» Dataset rows
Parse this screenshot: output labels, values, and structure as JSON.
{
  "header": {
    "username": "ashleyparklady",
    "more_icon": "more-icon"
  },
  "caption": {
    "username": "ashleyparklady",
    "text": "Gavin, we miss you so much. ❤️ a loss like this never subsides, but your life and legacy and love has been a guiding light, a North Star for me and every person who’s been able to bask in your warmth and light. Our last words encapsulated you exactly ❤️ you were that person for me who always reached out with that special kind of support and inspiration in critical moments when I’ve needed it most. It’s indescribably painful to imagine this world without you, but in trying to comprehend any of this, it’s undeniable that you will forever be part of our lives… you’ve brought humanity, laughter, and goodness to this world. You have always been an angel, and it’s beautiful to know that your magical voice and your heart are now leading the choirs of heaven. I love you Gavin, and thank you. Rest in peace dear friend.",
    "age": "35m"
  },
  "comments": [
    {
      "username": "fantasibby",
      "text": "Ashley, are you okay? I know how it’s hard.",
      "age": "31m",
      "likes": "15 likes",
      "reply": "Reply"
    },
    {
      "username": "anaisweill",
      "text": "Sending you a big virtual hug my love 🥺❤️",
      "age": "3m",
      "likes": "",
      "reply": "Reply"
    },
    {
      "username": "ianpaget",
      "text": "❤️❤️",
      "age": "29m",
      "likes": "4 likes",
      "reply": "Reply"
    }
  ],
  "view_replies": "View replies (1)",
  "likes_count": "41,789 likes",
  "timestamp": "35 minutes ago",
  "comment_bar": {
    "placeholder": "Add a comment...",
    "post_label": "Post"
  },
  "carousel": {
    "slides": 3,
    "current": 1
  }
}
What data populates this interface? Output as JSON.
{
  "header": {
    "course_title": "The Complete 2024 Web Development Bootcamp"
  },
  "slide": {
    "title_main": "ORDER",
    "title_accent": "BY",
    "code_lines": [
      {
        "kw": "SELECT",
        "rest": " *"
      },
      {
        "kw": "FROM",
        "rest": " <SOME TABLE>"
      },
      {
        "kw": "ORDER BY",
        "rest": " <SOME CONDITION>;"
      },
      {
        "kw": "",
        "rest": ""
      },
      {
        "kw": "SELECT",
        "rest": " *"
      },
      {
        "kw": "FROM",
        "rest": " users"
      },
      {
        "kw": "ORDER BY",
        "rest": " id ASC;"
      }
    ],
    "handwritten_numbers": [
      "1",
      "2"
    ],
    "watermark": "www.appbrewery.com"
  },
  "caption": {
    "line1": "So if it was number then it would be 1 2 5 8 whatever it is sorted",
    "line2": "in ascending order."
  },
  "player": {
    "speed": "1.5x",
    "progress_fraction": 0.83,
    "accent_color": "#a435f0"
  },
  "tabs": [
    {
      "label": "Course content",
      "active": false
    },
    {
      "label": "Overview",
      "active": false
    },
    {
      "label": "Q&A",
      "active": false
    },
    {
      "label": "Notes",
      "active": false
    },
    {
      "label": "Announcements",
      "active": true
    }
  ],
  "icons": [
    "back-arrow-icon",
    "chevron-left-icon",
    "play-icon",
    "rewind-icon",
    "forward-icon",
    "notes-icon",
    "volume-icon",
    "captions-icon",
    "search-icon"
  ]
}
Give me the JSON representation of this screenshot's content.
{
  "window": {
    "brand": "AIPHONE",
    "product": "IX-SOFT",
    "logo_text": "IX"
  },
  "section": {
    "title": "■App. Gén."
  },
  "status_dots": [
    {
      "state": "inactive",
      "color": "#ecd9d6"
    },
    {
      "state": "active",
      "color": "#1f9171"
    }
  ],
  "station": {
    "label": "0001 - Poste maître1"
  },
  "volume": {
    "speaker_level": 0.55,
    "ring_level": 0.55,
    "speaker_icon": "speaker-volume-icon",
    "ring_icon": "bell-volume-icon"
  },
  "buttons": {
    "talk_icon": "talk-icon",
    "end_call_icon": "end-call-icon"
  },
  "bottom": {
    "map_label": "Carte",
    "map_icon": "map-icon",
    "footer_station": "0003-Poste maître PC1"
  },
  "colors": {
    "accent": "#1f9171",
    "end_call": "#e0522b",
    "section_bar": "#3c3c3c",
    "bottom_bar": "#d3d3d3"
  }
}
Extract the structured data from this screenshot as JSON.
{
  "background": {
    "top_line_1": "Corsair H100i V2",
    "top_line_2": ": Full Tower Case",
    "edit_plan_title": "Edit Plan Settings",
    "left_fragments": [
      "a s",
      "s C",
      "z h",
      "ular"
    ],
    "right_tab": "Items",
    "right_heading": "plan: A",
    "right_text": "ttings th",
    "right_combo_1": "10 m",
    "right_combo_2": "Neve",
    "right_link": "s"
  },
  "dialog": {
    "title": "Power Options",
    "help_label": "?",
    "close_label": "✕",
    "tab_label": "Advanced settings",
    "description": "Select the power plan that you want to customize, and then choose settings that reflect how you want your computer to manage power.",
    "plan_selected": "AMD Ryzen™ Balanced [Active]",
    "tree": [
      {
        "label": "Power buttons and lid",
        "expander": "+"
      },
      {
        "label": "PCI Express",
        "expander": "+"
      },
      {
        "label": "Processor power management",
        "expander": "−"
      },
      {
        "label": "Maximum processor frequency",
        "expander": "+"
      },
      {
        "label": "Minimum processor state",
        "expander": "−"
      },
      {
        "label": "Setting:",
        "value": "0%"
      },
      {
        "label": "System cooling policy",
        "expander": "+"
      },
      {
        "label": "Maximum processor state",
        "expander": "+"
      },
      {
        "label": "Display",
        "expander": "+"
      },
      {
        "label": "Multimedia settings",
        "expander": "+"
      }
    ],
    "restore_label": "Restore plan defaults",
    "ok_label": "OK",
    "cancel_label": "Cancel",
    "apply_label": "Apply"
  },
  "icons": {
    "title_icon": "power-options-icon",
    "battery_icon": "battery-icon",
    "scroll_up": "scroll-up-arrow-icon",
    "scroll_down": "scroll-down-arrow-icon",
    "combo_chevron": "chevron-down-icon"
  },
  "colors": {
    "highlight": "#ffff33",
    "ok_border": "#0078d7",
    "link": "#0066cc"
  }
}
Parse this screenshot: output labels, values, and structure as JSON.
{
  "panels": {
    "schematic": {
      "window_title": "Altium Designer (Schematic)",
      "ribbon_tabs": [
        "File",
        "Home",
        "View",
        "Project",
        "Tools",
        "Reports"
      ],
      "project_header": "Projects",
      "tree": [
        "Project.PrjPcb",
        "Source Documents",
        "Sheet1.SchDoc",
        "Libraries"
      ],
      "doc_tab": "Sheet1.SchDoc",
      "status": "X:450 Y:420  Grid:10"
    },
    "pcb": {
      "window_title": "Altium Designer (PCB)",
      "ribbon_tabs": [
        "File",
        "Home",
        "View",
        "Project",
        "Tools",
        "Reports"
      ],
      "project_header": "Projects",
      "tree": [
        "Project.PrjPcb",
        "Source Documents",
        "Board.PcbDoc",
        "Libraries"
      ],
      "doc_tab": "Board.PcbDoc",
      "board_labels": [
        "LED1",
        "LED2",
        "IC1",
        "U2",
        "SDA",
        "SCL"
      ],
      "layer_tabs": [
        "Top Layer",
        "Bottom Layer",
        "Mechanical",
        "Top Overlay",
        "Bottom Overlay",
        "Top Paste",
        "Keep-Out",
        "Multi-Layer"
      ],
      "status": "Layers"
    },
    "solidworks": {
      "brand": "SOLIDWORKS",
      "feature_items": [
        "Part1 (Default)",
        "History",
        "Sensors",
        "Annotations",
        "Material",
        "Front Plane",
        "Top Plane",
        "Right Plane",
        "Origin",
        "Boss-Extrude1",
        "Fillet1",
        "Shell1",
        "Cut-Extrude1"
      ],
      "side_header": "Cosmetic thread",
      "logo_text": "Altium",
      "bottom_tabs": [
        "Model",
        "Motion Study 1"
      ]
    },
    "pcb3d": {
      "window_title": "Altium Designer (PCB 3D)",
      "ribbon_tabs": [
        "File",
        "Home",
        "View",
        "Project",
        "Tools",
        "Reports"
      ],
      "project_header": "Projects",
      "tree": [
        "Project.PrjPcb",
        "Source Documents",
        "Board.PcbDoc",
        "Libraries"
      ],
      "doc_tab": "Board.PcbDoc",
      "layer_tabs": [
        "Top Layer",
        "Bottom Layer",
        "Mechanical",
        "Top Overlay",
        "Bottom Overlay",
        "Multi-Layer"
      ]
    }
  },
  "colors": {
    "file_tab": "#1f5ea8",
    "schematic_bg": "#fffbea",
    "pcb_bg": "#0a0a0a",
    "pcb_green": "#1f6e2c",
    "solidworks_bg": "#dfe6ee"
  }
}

» Objective
Copy every line from the records above that contains the word "then".

» Response to this task
    "line1": "So if it was number then it would be 1 2 5 8 whatever it is sorted",
    "description": "Select the power plan that you want to customize, and then choose settings that reflect how you want your computer to manage power.",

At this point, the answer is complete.